◆ BRIEF:
Copy every record below exactly.
─── DATA SECTION
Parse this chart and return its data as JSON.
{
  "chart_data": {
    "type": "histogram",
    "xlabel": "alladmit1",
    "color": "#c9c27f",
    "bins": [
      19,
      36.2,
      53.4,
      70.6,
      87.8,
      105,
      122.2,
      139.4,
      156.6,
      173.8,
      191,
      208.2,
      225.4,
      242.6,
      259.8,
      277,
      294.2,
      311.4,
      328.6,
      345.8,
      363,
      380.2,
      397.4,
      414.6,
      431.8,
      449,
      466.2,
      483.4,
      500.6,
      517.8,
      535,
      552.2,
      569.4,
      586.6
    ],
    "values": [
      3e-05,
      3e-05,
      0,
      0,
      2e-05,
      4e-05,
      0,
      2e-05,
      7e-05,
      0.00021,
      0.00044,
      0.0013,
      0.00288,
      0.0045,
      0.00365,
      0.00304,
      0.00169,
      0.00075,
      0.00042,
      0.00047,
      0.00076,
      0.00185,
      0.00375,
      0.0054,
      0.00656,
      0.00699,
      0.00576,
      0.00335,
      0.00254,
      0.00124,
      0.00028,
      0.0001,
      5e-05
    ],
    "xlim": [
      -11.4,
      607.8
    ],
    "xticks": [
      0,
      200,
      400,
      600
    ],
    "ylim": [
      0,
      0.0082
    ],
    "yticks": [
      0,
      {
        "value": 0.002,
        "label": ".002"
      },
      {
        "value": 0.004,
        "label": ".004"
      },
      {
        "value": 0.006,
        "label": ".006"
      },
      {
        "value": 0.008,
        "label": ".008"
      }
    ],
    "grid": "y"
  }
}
──────
◆ ANSWER TO THIS PROBLEM:
Parse this chart and return its data as JSON.
{
  "chart_data": {
    "type": "histogram",
    "xlabel": "alladmit1",
    "color": "#c9c27f",
    "bins": [
      19,
      36.2,
      53.4,
      70.6,
      87.8,
      105,
      122.2,
      139.4,
      156.6,
      173.8,
      191,
      208.2,
      225.4,
      242.6,
      259.8,
      277,
      294.2,
      311.4,
      328.6,
      345.8,
      363,
      380.2,
      397.4,
      414.6,
      431.8,
      449,
      466.2,
      483.4,
      500.6,
      517.8,
      535,
      552.2,
      569.4,
      586.6
    ],
    "values": [
      3e-05,
      3e-05,
      0,
      0,
      2e-05,
      4e-05,
      0,
      2e-05,
      7e-05,
      0.00021,
      0.00044,
      0.0013,
      0.00288,
      0.0045,
      0.00365,
      0.00304,
      0.00169,
      0.00075,
      0.00042,
      0.00047,
      0.00076,
      0.00185,
      0.00375,
      0.0054,
      0.00656,
      0.00699,
      0.00576,
      0.00335,
      0.00254,
      0.00124,
      0.00028,
      0.0001,
      5e-05
    ],
    "xlim": [
      -11.4,
      607.8
    ],
    "xticks": [
      0,
      200,
      400,
      600
    ],
    "ylim": [
      0,
      0.0082
    ],
    "yticks": [
      0,
      {
        "value": 0.002,
        "label": ".002"
      },
      {
        "value": 0.004,
        "label": ".004"
      },
      {
        "value": 0.006,
        "label": ".006"
      },
      {
        "value": 0.008,
        "label": ".008"
      }
    ],
    "grid": "y"
  }
}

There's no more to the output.